__Exercise text__:
Location
- Wattleton Road Beaconsfield, Buckinghamshire, HP9 1SJ England
- 51°36′10″N 0°38′25″W﻿ / ﻿51.6029°N 0.6404°W

Information
- Type: Academy
- Motto: Discovering the Potential in All
- Department for Education URN: 139367 Tables
- Ofsted: Reports
- Chair of Governors: Jo Fisher
- Headteacher: Caroline Legg
- Staff: 103
- Gender: Co-educational
- Age: 11 to 18
- Enrolment: 870
- Website: www.beaconsfield.school

= Beaconsfield School =

The Beaconsfield School is a co-educational secondary school and sixth form with academy status, located in Beaconsfield, Buckinghamshire, England. The school has approximately 870 pupils.

The most recent Ofsted inspection was on 12 February 2019 where a rating of 'Good' was made for all categories.

In 2006 the Department for Education and Skills (DfES) awarded the school specialist school status as an Arts College specialising in both the performing arts and the visual arts.

The Beaconsfield School is one of several Buckinghamshire schools which host mobile phone masts. Contracts between Buckinghamshire County Council and various mobile phone operators generate an income of £145,000 per annum, of which about £59,000 comes from contracts for masts that are installed in schools.

== Academy status ==
The school began its academy consultation on 12 December 2011. It sent letters to parents on that date, detailing plans of discussion about converting to an academy. It held a presentation in the main hall on 25 January 2012 for parents and wider community stakeholders.

The school formally converted to academy status on 1 March 2013.

== Site ==
The school consists of one main block, a sports hall and various buildings that lead off the main building. The site also has a recently built terrapin which houses a local nursery.

The main building is three stories high, the second floor (A floor) has three Science labs, three dedicated Science room, and three Modern Foreign Languages classrooms. It also has access to the Drama studio's balcony.
The first floor (B floor) has one ICT suite, five math classrooms, one media suite fitted with 15 Mac computers, one religious studies classroom, two history classrooms and a large drama studio fitted with electric lighting, a switchboard and a large music system.
The ground floor (C floor) holds the reception, headteachers office, medical room, six English classrooms, and a large locker room.
On the far left staircase (M floor) there are three mezzanine classrooms and an office. This includes a music classroom, an ICT suite, and a business studies classroom.

Leading from the C floor is the technology block (D block) which holds specialist rooms for food technology, textiles, graphic products/design with 25 computers, wood technology and metal works. The D block also includes a sixth form common room, the Learning Resource Center, the library, the music practice rooms, a geography classroom, and an animation suite and two art rooms.

The E block includes the staff room, several staff offices, two geography classrooms, the main school hall, the Hub (canteen), a health and social care classroom, a drama classroom including a recording studio and an exam hall.

__Required action A__:
From the Beaconsfield School text, extract the part that opens with the words containing "In 2006 the" and closes with "the visual arts.", copying it word for word.
__Required action B__:
Answer these questions from the Beaconsfield School text:
(i) What motto does the school have?
(ii) On what date did the school formally convert to academy status?
(iii) How many Mac computers are in the media suite on B floor?

__Extracted data__:
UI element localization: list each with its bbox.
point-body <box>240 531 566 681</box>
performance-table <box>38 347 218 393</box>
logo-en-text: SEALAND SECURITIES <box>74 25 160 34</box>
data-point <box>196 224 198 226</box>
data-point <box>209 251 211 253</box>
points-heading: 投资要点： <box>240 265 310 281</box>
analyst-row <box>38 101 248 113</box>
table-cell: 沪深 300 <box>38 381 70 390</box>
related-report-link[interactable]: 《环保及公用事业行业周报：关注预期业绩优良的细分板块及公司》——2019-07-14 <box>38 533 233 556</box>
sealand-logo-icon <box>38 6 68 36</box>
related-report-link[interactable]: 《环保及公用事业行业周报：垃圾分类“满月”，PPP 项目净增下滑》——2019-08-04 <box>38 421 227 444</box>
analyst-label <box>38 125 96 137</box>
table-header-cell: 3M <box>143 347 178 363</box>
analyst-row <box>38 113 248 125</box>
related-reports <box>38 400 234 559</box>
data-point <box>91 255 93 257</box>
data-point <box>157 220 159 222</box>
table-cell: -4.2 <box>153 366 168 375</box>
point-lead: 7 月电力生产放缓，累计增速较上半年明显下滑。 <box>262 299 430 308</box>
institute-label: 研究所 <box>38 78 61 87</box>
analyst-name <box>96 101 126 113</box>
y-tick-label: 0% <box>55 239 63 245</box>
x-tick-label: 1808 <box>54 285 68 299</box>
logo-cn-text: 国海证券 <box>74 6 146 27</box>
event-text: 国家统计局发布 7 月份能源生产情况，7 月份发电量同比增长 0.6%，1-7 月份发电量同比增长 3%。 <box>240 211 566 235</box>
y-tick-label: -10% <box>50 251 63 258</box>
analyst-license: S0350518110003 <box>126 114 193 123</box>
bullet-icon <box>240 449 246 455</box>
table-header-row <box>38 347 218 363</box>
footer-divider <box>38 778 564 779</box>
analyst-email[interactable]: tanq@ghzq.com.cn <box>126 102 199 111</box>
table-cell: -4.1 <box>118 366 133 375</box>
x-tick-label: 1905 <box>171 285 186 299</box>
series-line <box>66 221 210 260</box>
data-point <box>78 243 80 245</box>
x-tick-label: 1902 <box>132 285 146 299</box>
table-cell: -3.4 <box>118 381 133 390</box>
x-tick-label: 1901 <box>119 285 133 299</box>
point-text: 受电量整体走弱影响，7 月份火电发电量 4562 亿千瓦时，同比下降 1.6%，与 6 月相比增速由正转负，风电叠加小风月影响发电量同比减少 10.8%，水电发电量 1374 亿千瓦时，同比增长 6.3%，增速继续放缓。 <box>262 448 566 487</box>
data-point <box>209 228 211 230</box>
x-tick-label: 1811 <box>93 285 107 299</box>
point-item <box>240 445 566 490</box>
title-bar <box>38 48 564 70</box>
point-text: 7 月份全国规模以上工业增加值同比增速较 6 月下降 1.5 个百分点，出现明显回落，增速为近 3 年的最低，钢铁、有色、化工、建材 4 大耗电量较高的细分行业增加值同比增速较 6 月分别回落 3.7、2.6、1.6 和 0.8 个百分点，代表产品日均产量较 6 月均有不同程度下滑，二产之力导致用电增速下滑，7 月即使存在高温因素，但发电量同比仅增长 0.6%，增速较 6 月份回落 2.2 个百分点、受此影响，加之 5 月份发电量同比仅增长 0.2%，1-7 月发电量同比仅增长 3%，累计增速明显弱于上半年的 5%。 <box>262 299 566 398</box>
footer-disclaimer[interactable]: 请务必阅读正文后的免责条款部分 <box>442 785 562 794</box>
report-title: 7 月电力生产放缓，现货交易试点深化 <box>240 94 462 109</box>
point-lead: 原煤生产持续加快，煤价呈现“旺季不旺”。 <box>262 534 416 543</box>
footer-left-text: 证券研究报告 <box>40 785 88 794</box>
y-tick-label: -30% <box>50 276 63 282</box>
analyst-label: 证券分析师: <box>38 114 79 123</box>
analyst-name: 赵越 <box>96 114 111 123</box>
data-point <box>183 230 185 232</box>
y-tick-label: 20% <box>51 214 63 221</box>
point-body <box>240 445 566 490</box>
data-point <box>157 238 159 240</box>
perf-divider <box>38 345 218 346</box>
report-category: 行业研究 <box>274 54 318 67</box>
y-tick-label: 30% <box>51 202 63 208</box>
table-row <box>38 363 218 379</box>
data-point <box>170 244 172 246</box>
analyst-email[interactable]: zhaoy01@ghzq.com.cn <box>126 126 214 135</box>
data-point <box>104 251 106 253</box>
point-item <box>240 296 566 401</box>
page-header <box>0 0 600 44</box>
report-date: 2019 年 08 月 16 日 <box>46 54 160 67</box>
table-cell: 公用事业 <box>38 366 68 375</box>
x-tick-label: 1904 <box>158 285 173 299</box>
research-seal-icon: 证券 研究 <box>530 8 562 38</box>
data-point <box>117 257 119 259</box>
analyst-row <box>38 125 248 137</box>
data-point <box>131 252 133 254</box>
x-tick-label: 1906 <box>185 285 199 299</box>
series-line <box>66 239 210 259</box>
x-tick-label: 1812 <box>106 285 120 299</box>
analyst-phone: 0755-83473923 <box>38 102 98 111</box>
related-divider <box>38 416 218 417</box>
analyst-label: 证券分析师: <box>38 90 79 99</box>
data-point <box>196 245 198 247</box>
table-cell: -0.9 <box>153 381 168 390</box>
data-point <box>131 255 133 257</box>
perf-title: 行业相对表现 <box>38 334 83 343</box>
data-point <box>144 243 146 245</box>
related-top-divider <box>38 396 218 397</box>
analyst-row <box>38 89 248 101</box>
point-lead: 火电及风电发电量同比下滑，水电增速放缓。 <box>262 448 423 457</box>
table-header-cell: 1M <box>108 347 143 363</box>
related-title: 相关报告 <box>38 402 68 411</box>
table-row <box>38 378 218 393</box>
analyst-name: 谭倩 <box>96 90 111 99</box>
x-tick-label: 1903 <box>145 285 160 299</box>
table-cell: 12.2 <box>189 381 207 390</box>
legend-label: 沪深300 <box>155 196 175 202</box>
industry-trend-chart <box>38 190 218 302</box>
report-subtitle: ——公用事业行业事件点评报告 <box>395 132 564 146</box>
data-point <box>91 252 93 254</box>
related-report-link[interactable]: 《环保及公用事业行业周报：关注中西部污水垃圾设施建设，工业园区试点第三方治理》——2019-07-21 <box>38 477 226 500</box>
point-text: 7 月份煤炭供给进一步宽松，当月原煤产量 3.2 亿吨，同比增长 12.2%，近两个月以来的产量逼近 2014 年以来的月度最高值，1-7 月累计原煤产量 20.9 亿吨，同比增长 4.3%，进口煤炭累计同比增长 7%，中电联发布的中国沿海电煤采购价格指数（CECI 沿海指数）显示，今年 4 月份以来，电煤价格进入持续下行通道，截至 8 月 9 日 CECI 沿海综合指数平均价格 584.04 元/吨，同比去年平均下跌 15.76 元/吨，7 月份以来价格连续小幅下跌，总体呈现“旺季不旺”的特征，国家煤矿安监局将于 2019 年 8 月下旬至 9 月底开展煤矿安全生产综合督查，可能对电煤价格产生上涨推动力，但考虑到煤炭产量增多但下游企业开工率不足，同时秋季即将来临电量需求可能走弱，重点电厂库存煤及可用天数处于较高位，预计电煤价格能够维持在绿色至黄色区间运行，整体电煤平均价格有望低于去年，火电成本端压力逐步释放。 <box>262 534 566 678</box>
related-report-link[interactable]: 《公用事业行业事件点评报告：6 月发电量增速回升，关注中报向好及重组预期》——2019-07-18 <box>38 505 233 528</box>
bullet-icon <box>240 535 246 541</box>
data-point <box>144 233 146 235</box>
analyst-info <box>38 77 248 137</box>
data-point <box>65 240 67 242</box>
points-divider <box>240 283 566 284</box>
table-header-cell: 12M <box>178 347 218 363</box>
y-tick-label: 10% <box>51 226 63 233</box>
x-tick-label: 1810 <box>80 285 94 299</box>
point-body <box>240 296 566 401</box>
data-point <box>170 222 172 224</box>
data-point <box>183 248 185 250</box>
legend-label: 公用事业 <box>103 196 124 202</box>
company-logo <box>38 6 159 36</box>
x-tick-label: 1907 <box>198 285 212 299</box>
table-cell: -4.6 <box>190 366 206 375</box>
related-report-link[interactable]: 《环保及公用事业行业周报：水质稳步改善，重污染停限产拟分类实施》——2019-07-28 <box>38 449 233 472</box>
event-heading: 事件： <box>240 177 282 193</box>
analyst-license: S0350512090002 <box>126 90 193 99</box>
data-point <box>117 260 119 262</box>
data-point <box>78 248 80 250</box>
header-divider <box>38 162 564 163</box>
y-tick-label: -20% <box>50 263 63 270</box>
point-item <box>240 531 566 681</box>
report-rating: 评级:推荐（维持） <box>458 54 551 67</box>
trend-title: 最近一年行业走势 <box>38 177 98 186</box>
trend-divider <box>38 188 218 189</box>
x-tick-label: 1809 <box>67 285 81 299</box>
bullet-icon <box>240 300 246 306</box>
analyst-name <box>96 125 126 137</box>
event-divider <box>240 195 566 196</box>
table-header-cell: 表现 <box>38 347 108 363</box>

__Task answer A__:
In 2006 the Department for Education and Skills (DfES) awarded the school specialist school status as an Arts College specialising in both the performing arts and the visual arts.

__Task answer B__:
(i) Discovering the Potential in All
(ii) 1 March 2013
(iii) 15